**Exercise details**
Quote the whole listing verbatim.

>> Begin Material to process

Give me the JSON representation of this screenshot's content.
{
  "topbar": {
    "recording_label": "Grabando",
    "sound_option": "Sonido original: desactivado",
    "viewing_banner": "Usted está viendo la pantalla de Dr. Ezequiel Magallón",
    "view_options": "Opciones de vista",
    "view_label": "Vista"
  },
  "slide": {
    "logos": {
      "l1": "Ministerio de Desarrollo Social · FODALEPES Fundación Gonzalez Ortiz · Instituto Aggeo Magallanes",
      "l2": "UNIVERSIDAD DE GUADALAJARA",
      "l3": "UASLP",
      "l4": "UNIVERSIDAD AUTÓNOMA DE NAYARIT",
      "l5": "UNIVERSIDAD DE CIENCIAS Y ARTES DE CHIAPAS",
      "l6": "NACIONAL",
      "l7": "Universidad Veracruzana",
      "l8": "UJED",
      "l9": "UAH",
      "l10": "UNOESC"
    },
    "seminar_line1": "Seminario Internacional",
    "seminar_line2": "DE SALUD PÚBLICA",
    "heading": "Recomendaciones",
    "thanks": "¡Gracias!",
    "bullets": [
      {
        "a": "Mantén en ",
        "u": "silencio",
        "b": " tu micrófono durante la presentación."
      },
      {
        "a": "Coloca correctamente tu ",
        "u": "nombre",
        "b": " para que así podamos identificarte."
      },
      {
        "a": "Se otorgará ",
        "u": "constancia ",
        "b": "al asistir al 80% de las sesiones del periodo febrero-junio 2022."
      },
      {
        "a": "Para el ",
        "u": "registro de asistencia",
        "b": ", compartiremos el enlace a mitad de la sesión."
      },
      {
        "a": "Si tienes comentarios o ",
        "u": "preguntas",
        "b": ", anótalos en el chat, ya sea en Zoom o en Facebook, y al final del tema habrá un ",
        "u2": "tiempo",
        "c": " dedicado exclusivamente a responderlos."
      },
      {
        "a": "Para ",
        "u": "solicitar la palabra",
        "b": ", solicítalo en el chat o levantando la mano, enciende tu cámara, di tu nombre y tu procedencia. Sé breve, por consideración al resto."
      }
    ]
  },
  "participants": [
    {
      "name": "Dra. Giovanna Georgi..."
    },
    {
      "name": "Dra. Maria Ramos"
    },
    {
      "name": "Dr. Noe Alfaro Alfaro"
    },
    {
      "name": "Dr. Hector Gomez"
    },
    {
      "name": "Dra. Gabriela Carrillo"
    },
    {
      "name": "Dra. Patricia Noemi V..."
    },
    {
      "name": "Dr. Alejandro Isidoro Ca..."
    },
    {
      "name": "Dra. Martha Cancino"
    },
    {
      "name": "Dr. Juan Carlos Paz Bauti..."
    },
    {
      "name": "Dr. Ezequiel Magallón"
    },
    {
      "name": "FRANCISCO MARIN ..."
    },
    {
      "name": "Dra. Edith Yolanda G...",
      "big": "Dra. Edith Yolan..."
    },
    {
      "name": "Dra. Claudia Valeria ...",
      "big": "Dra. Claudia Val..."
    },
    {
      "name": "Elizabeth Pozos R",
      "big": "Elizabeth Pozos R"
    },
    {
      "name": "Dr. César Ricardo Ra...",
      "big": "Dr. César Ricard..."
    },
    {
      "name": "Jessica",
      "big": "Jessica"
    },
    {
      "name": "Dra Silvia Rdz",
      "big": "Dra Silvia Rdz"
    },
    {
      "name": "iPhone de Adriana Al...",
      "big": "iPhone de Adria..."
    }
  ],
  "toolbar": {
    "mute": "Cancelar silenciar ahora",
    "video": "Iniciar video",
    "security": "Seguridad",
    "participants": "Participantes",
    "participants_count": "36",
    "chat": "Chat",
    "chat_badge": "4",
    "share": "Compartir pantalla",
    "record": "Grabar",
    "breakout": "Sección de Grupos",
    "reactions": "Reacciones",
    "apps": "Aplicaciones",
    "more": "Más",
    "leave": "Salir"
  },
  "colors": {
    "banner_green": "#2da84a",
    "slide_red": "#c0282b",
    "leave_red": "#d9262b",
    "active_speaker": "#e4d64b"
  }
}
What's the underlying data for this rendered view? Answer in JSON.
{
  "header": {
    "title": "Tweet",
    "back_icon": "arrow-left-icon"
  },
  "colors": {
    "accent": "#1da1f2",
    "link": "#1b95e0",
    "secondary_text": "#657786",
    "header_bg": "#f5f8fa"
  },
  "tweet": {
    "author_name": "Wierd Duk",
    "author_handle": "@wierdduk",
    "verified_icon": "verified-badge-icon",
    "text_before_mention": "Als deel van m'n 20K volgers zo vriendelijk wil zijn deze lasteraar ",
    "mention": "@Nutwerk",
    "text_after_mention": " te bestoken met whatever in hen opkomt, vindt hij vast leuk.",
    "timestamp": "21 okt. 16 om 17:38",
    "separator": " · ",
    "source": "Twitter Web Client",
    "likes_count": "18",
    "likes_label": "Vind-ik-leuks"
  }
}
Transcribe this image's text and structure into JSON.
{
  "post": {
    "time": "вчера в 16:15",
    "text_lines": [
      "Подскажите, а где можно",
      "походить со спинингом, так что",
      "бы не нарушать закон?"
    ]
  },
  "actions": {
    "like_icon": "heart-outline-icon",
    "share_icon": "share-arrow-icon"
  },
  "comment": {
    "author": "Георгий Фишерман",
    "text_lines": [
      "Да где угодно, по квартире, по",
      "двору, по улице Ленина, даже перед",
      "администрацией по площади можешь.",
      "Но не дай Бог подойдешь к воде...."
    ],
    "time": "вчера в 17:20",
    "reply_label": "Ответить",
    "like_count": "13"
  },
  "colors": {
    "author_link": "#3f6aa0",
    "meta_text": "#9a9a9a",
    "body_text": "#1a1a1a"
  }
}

>> End Material to process

**Full answer**
Give me the JSON representation of this screenshot's content.
{
  "topbar": {
    "recording_label": "Grabando",
    "sound_option": "Sonido original: desactivado",
    "viewing_banner": "Usted está viendo la pantalla de Dr. Ezequiel Magallón",
    "view_options": "Opciones de vista",
    "view_label": "Vista"
  },
  "slide": {
    "logos": {
      "l1": "Ministerio de Desarrollo Social · FODALEPES Fundación Gonzalez Ortiz · Instituto Aggeo Magallanes",
      "l2": "UNIVERSIDAD DE GUADALAJARA",
      "l3": "UASLP",
      "l4": "UNIVERSIDAD AUTÓNOMA DE NAYARIT",
      "l5": "UNIVERSIDAD DE CIENCIAS Y ARTES DE CHIAPAS",
      "l6": "NACIONAL",
      "l7": "Universidad Veracruzana",
      "l8": "UJED",
      "l9": "UAH",
      "l10": "UNOESC"
    },
    "seminar_line1": "Seminario Internacional",
    "seminar_line2": "DE SALUD PÚBLICA",
    "heading": "Recomendaciones",
    "thanks": "¡Gracias!",
    "bullets": [
      {
        "a": "Mantén en ",
        "u": "silencio",
        "b": " tu micrófono durante la presentación."
      },
      {
        "a": "Coloca correctamente tu ",
        "u": "nombre",
        "b": " para que así podamos identificarte."
      },
      {
        "a": "Se otorgará ",
        "u": "constancia ",
        "b": "al asistir al 80% de las sesiones del periodo febrero-junio 2022."
      },
      {
        "a": "Para el ",
        "u": "registro de asistencia",
        "b": ", compartiremos el enlace a mitad de la sesión."
      },
      {
        "a": "Si tienes comentarios o ",
        "u": "preguntas",
        "b": ", anótalos en el chat, ya sea en Zoom o en Facebook, y al final del tema habrá un ",
        "u2": "tiempo",
        "c": " dedicado exclusivamente a responderlos."
      },
      {
        "a": "Para ",
        "u": "solicitar la palabra",
        "b": ", solicítalo en el chat o levantando la mano, enciende tu cámara, di tu nombre y tu procedencia. Sé breve, por consideración al resto."
      }
    ]
  },
  "participants": [
    {
      "name": "Dra. Giovanna Georgi..."
    },
    {
      "name": "Dra. Maria Ramos"
    },
    {
      "name": "Dr. Noe Alfaro Alfaro"
    },
    {
      "name": "Dr. Hector Gomez"
    },
    {
      "name": "Dra. Gabriela Carrillo"
    },
    {
      "name": "Dra. Patricia Noemi V..."
    },
    {
      "name": "Dr. Alejandro Isidoro Ca..."
    },
    {
      "name": "Dra. Martha Cancino"
    },
    {
      "name": "Dr. Juan Carlos Paz Bauti..."
    },
    {
      "name": "Dr. Ezequiel Magallón"
    },
    {
      "name": "FRANCISCO MARIN ..."
    },
    {
      "name": "Dra. Edith Yolanda G...",
      "big": "Dra. Edith Yolan..."
    },
    {
      "name": "Dra. Claudia Valeria ...",
      "big": "Dra. Claudia Val..."
    },
    {
      "name": "Elizabeth Pozos R",
      "big": "Elizabeth Pozos R"
    },
    {
      "name": "Dr. César Ricardo Ra...",
      "big": "Dr. César Ricard..."
    },
    {
      "name": "Jessica",
      "big": "Jessica"
    },
    {
      "name": "Dra Silvia Rdz",
      "big": "Dra Silvia Rdz"
    },
    {
      "name": "iPhone de Adriana Al...",
      "big": "iPhone de Adria..."
    }
  ],
  "toolbar": {
    "mute": "Cancelar silenciar ahora",
    "video": "Iniciar video",
    "security": "Seguridad",
    "participants": "Participantes",
    "participants_count": "36",
    "chat": "Chat",
    "chat_badge": "4",
    "share": "Compartir pantalla",
    "record": "Grabar",
    "breakout": "Sección de Grupos",
    "reactions": "Reacciones",
    "apps": "Aplicaciones",
    "more": "Más",
    "leave": "Salir"
  },
  "colors": {
    "banner_green": "#2da84a",
    "slide_red": "#c0282b",
    "leave_red": "#d9262b",
    "active_speaker": "#e4d64b"
  }
}
What's the underlying data for this rendered view? Answer in JSON.
{
  "header": {
    "title": "Tweet",
    "back_icon": "arrow-left-icon"
  },
  "colors": {
    "accent": "#1da1f2",
    "link": "#1b95e0",
    "secondary_text": "#657786",
    "header_bg": "#f5f8fa"
  },
  "tweet": {
    "author_name": "Wierd Duk",
    "author_handle": "@wierdduk",
    "verified_icon": "verified-badge-icon",
    "text_before_mention": "Als deel van m'n 20K volgers zo vriendelijk wil zijn deze lasteraar ",
    "mention": "@Nutwerk",
    "text_after_mention": " te bestoken met whatever in hen opkomt, vindt hij vast leuk.",
    "timestamp": "21 okt. 16 om 17:38",
    "separator": " · ",
    "source": "Twitter Web Client",
    "likes_count": "18",
    "likes_label": "Vind-ik-leuks"
  }
}
Transcribe this image's text and structure into JSON.
{
  "post": {
    "time": "вчера в 16:15",
    "text_lines": [
      "Подскажите, а где можно",
      "походить со спинингом, так что",
      "бы не нарушать закон?"
    ]
  },
  "actions": {
    "like_icon": "heart-outline-icon",
    "share_icon": "share-arrow-icon"
  },
  "comment": {
    "author": "Георгий Фишерман",
    "text_lines": [
      "Да где угодно, по квартире, по",
      "двору, по улице Ленина, даже перед",
      "администрацией по площади можешь.",
      "Но не дай Бог подойдешь к воде...."
    ],
    "time": "вчера в 17:20",
    "reply_label": "Ответить",
    "like_count": "13"
  },
  "colors": {
    "author_link": "#3f6aa0",
    "meta_text": "#9a9a9a",
    "body_text": "#1a1a1a"
  }
}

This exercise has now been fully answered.